▶ _GIVEN RECORDS_
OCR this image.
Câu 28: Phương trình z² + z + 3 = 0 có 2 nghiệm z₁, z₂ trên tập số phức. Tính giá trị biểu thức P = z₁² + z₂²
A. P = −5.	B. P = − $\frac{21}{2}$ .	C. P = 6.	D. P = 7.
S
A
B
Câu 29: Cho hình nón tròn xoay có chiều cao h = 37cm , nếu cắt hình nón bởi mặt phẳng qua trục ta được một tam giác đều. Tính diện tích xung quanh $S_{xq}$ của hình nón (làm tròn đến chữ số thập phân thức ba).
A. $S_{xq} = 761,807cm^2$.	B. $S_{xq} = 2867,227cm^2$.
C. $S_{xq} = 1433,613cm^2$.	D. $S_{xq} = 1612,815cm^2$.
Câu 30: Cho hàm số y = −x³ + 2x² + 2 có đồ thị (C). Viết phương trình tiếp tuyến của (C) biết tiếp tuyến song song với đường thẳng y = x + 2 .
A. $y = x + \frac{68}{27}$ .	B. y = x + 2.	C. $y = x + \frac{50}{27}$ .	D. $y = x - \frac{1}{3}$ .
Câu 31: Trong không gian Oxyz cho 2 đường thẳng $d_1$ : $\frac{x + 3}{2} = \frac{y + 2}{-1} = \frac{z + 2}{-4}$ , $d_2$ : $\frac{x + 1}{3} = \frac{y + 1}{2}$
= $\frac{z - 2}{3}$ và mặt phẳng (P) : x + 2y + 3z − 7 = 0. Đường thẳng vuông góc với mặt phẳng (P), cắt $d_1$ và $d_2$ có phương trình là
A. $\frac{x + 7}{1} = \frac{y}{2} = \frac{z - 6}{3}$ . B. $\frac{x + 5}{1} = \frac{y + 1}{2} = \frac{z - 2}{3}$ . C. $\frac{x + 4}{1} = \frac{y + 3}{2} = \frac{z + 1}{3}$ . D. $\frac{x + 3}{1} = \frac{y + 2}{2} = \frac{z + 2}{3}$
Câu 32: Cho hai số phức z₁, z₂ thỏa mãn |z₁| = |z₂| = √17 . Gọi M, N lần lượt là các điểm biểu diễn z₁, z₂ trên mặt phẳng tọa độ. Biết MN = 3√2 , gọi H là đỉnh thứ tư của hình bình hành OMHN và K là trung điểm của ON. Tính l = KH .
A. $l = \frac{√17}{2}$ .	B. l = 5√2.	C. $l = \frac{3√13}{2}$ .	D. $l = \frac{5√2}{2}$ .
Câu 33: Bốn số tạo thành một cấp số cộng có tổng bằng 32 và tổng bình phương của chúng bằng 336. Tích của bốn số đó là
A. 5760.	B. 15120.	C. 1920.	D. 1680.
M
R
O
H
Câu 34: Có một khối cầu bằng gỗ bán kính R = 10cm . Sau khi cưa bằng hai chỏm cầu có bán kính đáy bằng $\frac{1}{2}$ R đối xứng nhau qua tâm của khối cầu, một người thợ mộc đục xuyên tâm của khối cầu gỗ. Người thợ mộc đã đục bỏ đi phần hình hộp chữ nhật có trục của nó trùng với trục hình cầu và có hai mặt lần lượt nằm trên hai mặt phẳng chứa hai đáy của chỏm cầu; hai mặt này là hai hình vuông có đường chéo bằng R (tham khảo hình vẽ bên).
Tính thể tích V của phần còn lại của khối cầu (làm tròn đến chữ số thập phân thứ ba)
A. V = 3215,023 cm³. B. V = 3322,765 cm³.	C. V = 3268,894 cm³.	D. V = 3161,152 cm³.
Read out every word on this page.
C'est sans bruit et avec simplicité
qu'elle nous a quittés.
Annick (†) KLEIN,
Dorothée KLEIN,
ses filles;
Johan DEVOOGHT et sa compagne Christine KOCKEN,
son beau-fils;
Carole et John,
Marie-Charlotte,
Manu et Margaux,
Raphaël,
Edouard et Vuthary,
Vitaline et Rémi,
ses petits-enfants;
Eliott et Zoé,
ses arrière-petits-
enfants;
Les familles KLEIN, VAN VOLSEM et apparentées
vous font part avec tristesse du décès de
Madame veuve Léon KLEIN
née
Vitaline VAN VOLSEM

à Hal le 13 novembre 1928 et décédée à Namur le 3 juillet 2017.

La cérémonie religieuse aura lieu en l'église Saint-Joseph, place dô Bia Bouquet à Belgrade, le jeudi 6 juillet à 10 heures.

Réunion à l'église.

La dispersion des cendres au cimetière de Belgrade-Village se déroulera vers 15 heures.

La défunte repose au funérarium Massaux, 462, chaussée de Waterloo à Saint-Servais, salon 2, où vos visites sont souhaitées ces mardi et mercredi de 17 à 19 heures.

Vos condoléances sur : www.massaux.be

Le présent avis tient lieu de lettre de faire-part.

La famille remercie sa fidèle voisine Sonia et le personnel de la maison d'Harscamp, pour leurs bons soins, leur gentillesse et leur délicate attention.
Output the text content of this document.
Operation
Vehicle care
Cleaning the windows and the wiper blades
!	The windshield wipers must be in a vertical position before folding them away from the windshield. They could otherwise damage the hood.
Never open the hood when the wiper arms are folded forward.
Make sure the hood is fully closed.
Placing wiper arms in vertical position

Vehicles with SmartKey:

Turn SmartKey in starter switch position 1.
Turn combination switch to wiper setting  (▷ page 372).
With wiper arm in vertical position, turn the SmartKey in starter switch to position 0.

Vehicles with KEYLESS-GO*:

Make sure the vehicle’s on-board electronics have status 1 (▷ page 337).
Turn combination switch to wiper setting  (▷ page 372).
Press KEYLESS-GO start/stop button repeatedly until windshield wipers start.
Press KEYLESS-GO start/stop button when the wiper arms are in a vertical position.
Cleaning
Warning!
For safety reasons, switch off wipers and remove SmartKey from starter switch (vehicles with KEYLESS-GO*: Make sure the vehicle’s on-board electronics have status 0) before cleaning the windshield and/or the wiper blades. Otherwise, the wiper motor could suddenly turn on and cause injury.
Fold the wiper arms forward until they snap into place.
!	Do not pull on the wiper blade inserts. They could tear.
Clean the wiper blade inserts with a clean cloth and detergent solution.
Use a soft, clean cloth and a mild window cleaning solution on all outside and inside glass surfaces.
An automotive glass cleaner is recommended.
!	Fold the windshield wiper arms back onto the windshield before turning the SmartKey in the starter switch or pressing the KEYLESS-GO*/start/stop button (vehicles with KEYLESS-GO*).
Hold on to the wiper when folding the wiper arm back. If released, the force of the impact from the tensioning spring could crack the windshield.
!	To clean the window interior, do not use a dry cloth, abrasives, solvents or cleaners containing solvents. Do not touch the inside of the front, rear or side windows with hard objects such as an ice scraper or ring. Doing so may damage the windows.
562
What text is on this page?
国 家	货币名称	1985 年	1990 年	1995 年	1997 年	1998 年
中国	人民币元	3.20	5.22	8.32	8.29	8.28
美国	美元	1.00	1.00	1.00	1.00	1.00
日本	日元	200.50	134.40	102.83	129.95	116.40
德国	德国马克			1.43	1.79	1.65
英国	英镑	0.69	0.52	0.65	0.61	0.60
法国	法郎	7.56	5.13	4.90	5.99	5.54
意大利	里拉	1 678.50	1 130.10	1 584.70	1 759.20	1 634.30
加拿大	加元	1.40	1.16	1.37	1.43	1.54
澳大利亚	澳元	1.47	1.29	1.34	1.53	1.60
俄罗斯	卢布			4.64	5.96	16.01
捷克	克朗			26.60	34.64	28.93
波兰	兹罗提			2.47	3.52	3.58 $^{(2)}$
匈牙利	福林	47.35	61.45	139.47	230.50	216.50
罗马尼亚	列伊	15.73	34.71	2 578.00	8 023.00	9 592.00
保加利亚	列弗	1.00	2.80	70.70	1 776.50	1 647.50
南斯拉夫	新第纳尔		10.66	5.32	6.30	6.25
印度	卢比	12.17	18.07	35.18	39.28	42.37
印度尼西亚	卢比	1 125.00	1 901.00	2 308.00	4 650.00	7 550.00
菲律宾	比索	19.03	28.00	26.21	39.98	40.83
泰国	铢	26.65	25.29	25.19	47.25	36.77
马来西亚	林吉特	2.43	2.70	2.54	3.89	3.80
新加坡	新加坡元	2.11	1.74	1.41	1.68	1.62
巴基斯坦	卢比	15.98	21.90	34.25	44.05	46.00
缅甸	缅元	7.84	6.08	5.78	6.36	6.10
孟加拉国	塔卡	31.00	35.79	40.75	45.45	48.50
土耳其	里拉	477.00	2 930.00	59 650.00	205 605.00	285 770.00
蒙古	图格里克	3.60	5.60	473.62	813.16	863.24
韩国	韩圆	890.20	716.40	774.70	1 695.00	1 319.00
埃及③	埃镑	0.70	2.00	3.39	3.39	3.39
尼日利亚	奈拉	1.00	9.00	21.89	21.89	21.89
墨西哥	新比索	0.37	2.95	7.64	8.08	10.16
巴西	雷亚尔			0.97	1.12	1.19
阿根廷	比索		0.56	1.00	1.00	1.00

▶ _TASK PROMPT_
From the entries above, copy out every line where the string "text" appears.

▶ _REPLY_
Output the text content of this document.
What text is on this page?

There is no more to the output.